* _The data_:
━━━━━━

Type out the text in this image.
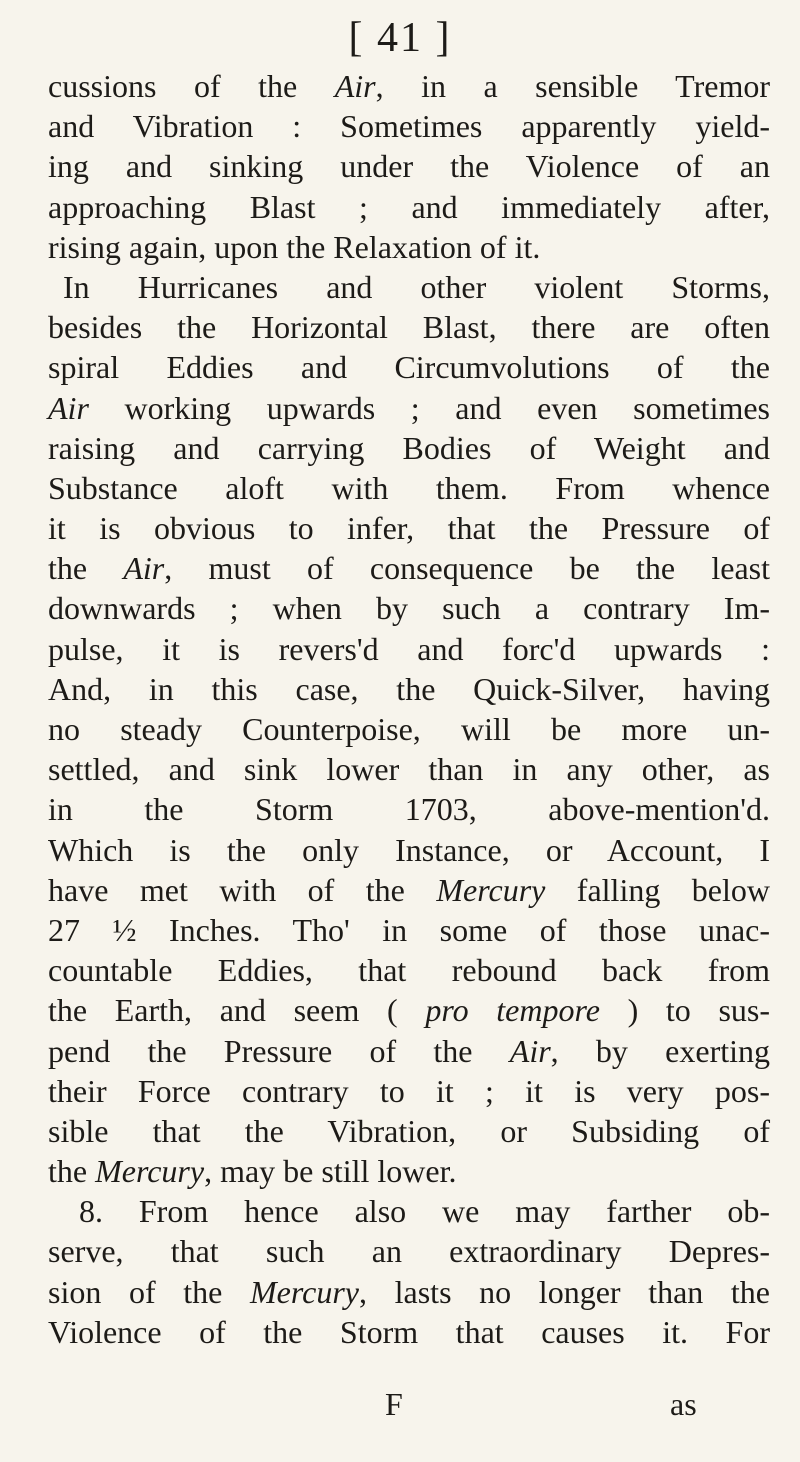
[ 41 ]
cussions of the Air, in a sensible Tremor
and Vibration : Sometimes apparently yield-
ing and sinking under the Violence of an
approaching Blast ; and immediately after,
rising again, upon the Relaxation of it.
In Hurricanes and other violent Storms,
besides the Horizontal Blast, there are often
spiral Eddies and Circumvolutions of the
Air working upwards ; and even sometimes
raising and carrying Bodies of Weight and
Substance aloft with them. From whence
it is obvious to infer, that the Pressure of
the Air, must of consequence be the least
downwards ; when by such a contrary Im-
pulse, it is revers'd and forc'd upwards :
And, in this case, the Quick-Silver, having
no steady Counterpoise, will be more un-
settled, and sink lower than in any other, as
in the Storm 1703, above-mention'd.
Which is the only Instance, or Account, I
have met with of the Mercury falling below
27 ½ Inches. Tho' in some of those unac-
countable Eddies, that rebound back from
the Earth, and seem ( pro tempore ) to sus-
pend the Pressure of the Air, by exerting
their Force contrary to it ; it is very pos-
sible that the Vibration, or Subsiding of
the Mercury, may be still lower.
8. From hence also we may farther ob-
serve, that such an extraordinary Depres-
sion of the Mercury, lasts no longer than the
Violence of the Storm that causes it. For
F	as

━━━━━━

* _What is expected_:
Copy each line of the listing that includes "contrary".

* _Response to the task_:
downwards ; when by such a contrary Im-
their Force contrary to it ; it is very pos-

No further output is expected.